WRITTEN REQUEST:
Copy out each line of the material in which the word "label" appears.

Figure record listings
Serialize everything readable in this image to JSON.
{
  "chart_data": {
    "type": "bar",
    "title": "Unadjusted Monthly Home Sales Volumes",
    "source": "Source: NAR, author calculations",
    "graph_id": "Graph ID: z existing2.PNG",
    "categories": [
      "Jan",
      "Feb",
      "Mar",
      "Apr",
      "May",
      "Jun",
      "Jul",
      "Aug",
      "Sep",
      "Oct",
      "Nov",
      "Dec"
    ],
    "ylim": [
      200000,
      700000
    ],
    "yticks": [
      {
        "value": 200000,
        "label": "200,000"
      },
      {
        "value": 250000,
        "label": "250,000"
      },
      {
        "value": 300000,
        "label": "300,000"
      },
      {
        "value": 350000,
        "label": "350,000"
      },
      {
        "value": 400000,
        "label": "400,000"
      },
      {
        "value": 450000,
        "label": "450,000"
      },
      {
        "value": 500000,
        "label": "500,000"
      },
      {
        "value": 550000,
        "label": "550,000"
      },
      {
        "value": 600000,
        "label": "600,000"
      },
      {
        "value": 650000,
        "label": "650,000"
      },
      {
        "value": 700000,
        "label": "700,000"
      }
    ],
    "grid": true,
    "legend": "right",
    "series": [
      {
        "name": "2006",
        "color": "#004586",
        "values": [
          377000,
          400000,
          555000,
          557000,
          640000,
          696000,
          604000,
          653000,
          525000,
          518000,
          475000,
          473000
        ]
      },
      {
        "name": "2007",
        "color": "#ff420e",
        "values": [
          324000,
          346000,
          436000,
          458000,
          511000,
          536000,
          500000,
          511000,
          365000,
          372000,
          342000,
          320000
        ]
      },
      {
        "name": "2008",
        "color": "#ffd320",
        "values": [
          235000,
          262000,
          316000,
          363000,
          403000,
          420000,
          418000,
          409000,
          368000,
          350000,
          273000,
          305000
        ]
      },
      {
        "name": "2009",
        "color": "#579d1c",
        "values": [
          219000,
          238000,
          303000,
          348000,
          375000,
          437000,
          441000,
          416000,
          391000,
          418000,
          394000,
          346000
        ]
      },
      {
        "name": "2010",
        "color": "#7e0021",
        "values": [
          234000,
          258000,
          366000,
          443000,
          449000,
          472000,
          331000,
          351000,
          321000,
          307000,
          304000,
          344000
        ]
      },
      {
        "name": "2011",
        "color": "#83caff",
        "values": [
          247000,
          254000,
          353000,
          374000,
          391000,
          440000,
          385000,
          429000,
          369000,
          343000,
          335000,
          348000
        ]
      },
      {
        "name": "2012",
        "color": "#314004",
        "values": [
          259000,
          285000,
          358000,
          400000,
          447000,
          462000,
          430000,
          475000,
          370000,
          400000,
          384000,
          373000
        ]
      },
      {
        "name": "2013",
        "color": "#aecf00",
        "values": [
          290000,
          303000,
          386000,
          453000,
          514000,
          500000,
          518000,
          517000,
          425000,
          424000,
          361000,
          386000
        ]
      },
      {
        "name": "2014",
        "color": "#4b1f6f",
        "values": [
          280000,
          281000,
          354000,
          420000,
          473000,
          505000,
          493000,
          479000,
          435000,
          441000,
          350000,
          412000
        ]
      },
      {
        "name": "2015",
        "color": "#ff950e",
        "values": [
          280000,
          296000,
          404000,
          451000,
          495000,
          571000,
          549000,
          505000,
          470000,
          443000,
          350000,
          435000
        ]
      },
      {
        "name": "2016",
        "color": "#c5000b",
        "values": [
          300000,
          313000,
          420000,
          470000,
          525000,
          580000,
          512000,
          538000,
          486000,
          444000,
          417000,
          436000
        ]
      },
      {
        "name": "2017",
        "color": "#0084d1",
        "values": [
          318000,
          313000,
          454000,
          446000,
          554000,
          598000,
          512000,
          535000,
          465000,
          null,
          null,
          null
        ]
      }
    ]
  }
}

EXERCISE OUTPUT:
        "label": "200,000"
        "label": "250,000"
        "label": "300,000"
        "label": "350,000"
        "label": "400,000"
        "label": "450,000"
        "label": "500,000"
        "label": "550,000"
        "label": "600,000"
        "label": "650,000"
        "label": "700,000"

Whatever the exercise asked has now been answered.